(Collected data entries)
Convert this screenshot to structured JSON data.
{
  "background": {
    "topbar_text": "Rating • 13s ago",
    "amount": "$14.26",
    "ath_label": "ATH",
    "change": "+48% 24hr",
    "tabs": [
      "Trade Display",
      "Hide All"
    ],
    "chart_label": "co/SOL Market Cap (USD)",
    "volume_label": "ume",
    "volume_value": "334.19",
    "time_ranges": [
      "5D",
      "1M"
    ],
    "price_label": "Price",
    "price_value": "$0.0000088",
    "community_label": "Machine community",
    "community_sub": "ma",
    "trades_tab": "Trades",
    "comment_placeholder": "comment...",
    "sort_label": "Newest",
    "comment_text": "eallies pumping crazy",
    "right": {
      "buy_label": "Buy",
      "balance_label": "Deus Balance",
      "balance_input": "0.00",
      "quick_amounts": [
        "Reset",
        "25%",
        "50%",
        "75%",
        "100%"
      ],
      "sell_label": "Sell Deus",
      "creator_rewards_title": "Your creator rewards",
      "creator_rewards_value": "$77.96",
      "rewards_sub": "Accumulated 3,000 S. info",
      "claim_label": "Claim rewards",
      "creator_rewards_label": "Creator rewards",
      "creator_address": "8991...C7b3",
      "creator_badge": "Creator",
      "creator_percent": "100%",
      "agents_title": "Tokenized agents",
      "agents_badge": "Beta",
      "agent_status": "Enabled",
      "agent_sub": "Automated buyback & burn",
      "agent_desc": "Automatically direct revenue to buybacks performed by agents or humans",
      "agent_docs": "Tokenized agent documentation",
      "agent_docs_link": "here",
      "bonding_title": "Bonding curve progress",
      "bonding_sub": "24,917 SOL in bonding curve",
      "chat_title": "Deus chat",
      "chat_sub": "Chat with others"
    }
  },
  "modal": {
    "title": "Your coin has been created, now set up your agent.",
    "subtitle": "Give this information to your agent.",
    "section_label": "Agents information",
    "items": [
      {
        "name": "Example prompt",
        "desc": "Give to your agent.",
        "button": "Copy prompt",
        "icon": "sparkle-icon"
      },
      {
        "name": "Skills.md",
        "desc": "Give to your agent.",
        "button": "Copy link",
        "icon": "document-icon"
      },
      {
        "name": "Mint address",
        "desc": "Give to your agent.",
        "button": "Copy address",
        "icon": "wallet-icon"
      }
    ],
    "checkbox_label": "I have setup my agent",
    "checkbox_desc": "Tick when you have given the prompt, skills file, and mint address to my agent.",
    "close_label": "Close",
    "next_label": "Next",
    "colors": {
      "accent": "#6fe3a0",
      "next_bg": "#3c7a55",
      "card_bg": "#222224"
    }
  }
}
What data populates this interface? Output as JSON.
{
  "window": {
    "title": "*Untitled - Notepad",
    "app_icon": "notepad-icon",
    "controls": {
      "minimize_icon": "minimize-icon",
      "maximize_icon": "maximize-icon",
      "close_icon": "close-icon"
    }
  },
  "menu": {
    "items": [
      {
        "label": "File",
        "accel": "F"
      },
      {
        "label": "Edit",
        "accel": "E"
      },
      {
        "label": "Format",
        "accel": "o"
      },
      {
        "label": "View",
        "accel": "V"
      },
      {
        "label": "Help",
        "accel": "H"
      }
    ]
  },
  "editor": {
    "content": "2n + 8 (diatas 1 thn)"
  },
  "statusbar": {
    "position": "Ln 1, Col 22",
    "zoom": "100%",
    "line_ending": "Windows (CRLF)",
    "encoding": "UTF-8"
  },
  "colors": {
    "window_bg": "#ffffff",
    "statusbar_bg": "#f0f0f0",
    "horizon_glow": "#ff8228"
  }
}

» **Task details**:
Quote the data above in full, changing nothing.

» **Solution for this task**:
Convert this screenshot to structured JSON data.
{
  "background": {
    "topbar_text": "Rating • 13s ago",
    "amount": "$14.26",
    "ath_label": "ATH",
    "change": "+48% 24hr",
    "tabs": [
      "Trade Display",
      "Hide All"
    ],
    "chart_label": "co/SOL Market Cap (USD)",
    "volume_label": "ume",
    "volume_value": "334.19",
    "time_ranges": [
      "5D",
      "1M"
    ],
    "price_label": "Price",
    "price_value": "$0.0000088",
    "community_label": "Machine community",
    "community_sub": "ma",
    "trades_tab": "Trades",
    "comment_placeholder": "comment...",
    "sort_label": "Newest",
    "comment_text": "eallies pumping crazy",
    "right": {
      "buy_label": "Buy",
      "balance_label": "Deus Balance",
      "balance_input": "0.00",
      "quick_amounts": [
        "Reset",
        "25%",
        "50%",
        "75%",
        "100%"
      ],
      "sell_label": "Sell Deus",
      "creator_rewards_title": "Your creator rewards",
      "creator_rewards_value": "$77.96",
      "rewards_sub": "Accumulated 3,000 S. info",
      "claim_label": "Claim rewards",
      "creator_rewards_label": "Creator rewards",
      "creator_address": "8991...C7b3",
      "creator_badge": "Creator",
      "creator_percent": "100%",
      "agents_title": "Tokenized agents",
      "agents_badge": "Beta",
      "agent_status": "Enabled",
      "agent_sub": "Automated buyback & burn",
      "agent_desc": "Automatically direct revenue to buybacks performed by agents or humans",
      "agent_docs": "Tokenized agent documentation",
      "agent_docs_link": "here",
      "bonding_title": "Bonding curve progress",
      "bonding_sub": "24,917 SOL in bonding curve",
      "chat_title": "Deus chat",
      "chat_sub": "Chat with others"
    }
  },
  "modal": {
    "title": "Your coin has been created, now set up your agent.",
    "subtitle": "Give this information to your agent.",
    "section_label": "Agents information",
    "items": [
      {
        "name": "Example prompt",
        "desc": "Give to your agent.",
        "button": "Copy prompt",
        "icon": "sparkle-icon"
      },
      {
        "name": "Skills.md",
        "desc": "Give to your agent.",
        "button": "Copy link",
        "icon": "document-icon"
      },
      {
        "name": "Mint address",
        "desc": "Give to your agent.",
        "button": "Copy address",
        "icon": "wallet-icon"
      }
    ],
    "checkbox_label": "I have setup my agent",
    "checkbox_desc": "Tick when you have given the prompt, skills file, and mint address to my agent.",
    "close_label": "Close",
    "next_label": "Next",
    "colors": {
      "accent": "#6fe3a0",
      "next_bg": "#3c7a55",
      "card_bg": "#222224"
    }
  }
}
What data populates this interface? Output as JSON.
{
  "window": {
    "title": "*Untitled - Notepad",
    "app_icon": "notepad-icon",
    "controls": {
      "minimize_icon": "minimize-icon",
      "maximize_icon": "maximize-icon",
      "close_icon": "close-icon"
    }
  },
  "menu": {
    "items": [
      {
        "label": "File",
        "accel": "F"
      },
      {
        "label": "Edit",
        "accel": "E"
      },
      {
        "label": "Format",
        "accel": "o"
      },
      {
        "label": "View",
        "accel": "V"
      },
      {
        "label": "Help",
        "accel": "H"
      }
    ]
  },
  "editor": {
    "content": "2n + 8 (diatas 1 thn)"
  },
  "statusbar": {
    "position": "Ln 1, Col 22",
    "zoom": "100%",
    "line_ending": "Windows (CRLF)",
    "encoding": "UTF-8"
  },
  "colors": {
    "window_bg": "#ffffff",
    "statusbar_bg": "#f0f0f0",
    "horizon_glow": "#ff8228"
  }
}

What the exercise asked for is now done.